(Items from a data source)
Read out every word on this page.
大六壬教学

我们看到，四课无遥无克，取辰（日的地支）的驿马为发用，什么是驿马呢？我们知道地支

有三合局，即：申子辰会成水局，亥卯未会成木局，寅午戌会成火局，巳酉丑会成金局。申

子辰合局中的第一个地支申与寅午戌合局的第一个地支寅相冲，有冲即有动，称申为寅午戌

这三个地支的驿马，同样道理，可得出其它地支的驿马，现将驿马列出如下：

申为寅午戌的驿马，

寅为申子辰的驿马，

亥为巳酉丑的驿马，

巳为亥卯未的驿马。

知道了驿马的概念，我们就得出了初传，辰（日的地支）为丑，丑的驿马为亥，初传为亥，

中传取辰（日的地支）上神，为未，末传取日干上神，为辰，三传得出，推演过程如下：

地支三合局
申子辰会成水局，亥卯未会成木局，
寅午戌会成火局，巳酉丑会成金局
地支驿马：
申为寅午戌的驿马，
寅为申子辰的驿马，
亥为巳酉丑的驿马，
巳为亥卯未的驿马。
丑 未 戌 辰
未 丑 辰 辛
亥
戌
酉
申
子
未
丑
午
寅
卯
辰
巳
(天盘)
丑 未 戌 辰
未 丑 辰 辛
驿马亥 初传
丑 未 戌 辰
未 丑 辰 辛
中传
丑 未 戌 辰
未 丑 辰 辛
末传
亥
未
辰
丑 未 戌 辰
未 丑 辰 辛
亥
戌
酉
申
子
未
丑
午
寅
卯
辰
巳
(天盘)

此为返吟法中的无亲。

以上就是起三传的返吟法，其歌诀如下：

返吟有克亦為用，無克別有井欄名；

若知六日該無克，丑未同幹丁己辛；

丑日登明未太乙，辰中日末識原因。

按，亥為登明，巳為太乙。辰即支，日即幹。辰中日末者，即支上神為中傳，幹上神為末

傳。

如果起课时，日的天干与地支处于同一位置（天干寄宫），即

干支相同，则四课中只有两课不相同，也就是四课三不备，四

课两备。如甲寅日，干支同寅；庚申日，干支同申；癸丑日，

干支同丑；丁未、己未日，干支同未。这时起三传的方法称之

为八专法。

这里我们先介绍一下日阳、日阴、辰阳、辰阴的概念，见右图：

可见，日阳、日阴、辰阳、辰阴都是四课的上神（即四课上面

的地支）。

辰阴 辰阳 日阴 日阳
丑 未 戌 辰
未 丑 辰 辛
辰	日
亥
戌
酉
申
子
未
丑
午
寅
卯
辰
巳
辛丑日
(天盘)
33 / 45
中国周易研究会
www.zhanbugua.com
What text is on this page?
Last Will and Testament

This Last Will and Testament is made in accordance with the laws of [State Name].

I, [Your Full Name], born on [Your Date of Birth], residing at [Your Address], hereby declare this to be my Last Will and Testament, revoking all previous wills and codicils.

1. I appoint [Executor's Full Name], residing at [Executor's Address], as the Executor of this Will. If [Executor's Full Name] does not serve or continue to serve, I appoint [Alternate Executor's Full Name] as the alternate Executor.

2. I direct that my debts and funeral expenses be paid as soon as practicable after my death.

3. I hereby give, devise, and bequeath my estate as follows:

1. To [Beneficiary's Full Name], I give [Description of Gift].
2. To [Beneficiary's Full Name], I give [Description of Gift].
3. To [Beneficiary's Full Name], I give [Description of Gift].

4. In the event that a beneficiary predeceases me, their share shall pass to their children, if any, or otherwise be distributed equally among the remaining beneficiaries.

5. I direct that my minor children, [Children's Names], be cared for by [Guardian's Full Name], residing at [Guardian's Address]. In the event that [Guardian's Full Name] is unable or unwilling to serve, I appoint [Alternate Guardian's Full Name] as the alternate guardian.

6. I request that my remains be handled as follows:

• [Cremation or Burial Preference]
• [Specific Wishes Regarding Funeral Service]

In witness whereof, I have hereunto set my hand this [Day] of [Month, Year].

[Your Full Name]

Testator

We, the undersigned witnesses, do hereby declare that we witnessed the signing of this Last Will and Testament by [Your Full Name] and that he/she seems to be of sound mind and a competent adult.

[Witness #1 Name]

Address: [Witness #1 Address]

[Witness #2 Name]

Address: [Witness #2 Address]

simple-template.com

**Exercise directions:**
Return all of the data exactly as it reads.

**The output:**
Read out every word on this page.
大六壬教学

我们看到，四课无遥无克，取辰（日的地支）的驿马为发用，什么是驿马呢？我们知道地支

有三合局，即：申子辰会成水局，亥卯未会成木局，寅午戌会成火局，巳酉丑会成金局。申

子辰合局中的第一个地支申与寅午戌合局的第一个地支寅相冲，有冲即有动，称申为寅午戌

这三个地支的驿马，同样道理，可得出其它地支的驿马，现将驿马列出如下：

申为寅午戌的驿马，

寅为申子辰的驿马，

亥为巳酉丑的驿马，

巳为亥卯未的驿马。

知道了驿马的概念，我们就得出了初传，辰（日的地支）为丑，丑的驿马为亥，初传为亥，

中传取辰（日的地支）上神，为未，末传取日干上神，为辰，三传得出，推演过程如下：

地支三合局
申子辰会成水局，亥卯未会成木局，
寅午戌会成火局，巳酉丑会成金局
地支驿马：
申为寅午戌的驿马，
寅为申子辰的驿马，
亥为巳酉丑的驿马，
巳为亥卯未的驿马。
丑 未 戌 辰
未 丑 辰 辛
亥
戌
酉
申
子
未
丑
午
寅
卯
辰
巳
(天盘)
丑 未 戌 辰
未 丑 辰 辛
驿马亥 初传
丑 未 戌 辰
未 丑 辰 辛
中传
丑 未 戌 辰
未 丑 辰 辛
末传
亥
未
辰
丑 未 戌 辰
未 丑 辰 辛
亥
戌
酉
申
子
未
丑
午
寅
卯
辰
巳
(天盘)

此为返吟法中的无亲。

以上就是起三传的返吟法，其歌诀如下：

返吟有克亦為用，無克別有井欄名；

若知六日該無克，丑未同幹丁己辛；

丑日登明未太乙，辰中日末識原因。

按，亥為登明，巳為太乙。辰即支，日即幹。辰中日末者，即支上神為中傳，幹上神為末

傳。

如果起课时，日的天干与地支处于同一位置（天干寄宫），即

干支相同，则四课中只有两课不相同，也就是四课三不备，四

课两备。如甲寅日，干支同寅；庚申日，干支同申；癸丑日，

干支同丑；丁未、己未日，干支同未。这时起三传的方法称之

为八专法。

这里我们先介绍一下日阳、日阴、辰阳、辰阴的概念，见右图：

可见，日阳、日阴、辰阳、辰阴都是四课的上神（即四课上面

的地支）。

辰阴 辰阳 日阴 日阳
丑 未 戌 辰
未 丑 辰 辛
辰	日
亥
戌
酉
申
子
未
丑
午
寅
卯
辰
巳
辛丑日
(天盘)
33 / 45
中国周易研究会
www.zhanbugua.com
What text is on this page?
Last Will and Testament

This Last Will and Testament is made in accordance with the laws of [State Name].

I, [Your Full Name], born on [Your Date of Birth], residing at [Your Address], hereby declare this to be my Last Will and Testament, revoking all previous wills and codicils.

1. I appoint [Executor's Full Name], residing at [Executor's Address], as the Executor of this Will. If [Executor's Full Name] does not serve or continue to serve, I appoint [Alternate Executor's Full Name] as the alternate Executor.

2. I direct that my debts and funeral expenses be paid as soon as practicable after my death.

3. I hereby give, devise, and bequeath my estate as follows:

1. To [Beneficiary's Full Name], I give [Description of Gift].
2. To [Beneficiary's Full Name], I give [Description of Gift].
3. To [Beneficiary's Full Name], I give [Description of Gift].

4. In the event that a beneficiary predeceases me, their share shall pass to their children, if any, or otherwise be distributed equally among the remaining beneficiaries.

5. I direct that my minor children, [Children's Names], be cared for by [Guardian's Full Name], residing at [Guardian's Address]. In the event that [Guardian's Full Name] is unable or unwilling to serve, I appoint [Alternate Guardian's Full Name] as the alternate guardian.

6. I request that my remains be handled as follows:

• [Cremation or Burial Preference]
• [Specific Wishes Regarding Funeral Service]

In witness whereof, I have hereunto set my hand this [Day] of [Month, Year].

[Your Full Name]

Testator

We, the undersigned witnesses, do hereby declare that we witnessed the signing of this Last Will and Testament by [Your Full Name] and that he/she seems to be of sound mind and a competent adult.

[Witness #1 Name]

Address: [Witness #1 Address]

[Witness #2 Name]

Address: [Witness #2 Address]

simple-template.com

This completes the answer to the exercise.